*Exercise aim:*
Which lines below hold the word "الله"? Copy all of them.

[Recorded data]
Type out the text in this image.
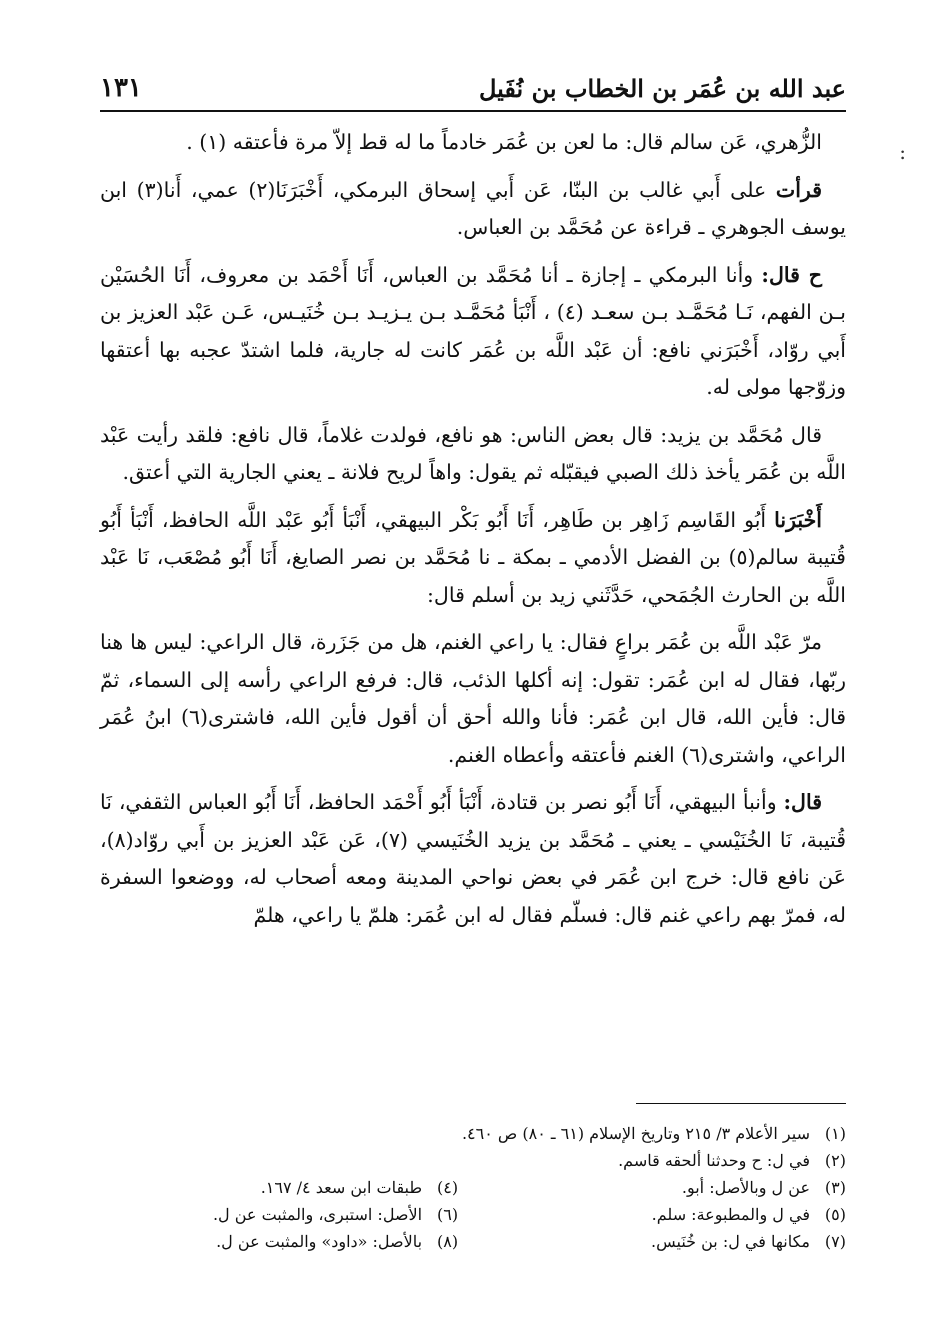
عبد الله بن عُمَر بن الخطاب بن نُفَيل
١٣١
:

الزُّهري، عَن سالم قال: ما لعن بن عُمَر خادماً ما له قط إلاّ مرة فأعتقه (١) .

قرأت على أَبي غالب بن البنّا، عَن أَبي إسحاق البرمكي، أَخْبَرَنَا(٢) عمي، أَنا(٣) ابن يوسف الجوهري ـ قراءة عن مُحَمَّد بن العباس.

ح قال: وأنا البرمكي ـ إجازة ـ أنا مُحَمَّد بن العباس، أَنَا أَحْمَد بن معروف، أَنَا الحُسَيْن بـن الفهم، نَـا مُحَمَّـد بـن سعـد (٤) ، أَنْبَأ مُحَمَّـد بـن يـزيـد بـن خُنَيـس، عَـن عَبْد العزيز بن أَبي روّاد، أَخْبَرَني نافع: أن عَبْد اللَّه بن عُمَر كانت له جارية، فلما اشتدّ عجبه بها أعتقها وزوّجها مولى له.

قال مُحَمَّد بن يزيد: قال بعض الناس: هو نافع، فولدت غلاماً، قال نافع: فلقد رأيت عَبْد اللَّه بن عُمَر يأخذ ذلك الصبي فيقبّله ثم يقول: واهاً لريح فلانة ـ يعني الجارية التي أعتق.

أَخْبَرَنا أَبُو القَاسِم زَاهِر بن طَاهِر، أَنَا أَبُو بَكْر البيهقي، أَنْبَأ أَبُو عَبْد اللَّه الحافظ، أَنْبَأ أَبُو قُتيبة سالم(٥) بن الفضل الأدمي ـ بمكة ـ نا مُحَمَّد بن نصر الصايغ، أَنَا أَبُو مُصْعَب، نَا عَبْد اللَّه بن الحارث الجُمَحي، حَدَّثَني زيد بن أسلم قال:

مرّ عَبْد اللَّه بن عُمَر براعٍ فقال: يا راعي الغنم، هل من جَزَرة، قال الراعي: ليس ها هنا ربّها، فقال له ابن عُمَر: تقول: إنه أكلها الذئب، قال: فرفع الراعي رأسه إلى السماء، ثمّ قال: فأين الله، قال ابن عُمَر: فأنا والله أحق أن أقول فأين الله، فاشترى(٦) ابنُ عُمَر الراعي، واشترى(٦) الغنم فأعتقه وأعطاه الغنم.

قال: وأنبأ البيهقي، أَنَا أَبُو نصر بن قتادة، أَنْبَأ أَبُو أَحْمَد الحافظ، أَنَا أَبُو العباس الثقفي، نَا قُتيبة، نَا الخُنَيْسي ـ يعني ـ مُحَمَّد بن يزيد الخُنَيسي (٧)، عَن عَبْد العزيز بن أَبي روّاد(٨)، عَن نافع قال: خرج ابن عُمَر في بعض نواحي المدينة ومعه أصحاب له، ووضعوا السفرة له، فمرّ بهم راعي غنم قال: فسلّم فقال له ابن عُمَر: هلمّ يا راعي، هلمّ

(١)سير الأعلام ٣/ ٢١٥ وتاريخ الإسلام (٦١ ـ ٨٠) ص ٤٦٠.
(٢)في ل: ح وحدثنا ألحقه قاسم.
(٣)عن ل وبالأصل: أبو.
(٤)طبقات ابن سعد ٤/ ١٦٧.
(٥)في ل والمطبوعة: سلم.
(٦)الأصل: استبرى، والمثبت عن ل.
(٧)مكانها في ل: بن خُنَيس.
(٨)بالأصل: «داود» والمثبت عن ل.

* * *

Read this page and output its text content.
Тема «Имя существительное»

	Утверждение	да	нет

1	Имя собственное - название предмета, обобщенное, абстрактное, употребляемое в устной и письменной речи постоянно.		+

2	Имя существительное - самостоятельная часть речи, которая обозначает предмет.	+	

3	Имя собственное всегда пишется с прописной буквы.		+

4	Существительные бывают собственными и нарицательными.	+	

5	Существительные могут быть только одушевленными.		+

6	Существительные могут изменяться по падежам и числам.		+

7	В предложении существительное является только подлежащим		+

*Exercise result:*
عبد الله بن عُمَر بن الخطاب بن نُفَيل
مرّ عَبْد اللَّه بن عُمَر براعٍ فقال: يا راعي الغنم، هل من جَزَرة، قال الراعي: ليس ها هنا ربّها، فقال له ابن عُمَر: تقول: إنه أكلها الذئب، قال: فرفع الراعي رأسه إلى السماء، ثمّ قال: فأين الله، قال ابن عُمَر: فأنا والله أحق أن أقول فأين الله، فاشترى(٦) ابنُ عُمَر الراعي، واشترى(٦) الغنم فأعتقه وأعطاه الغنم.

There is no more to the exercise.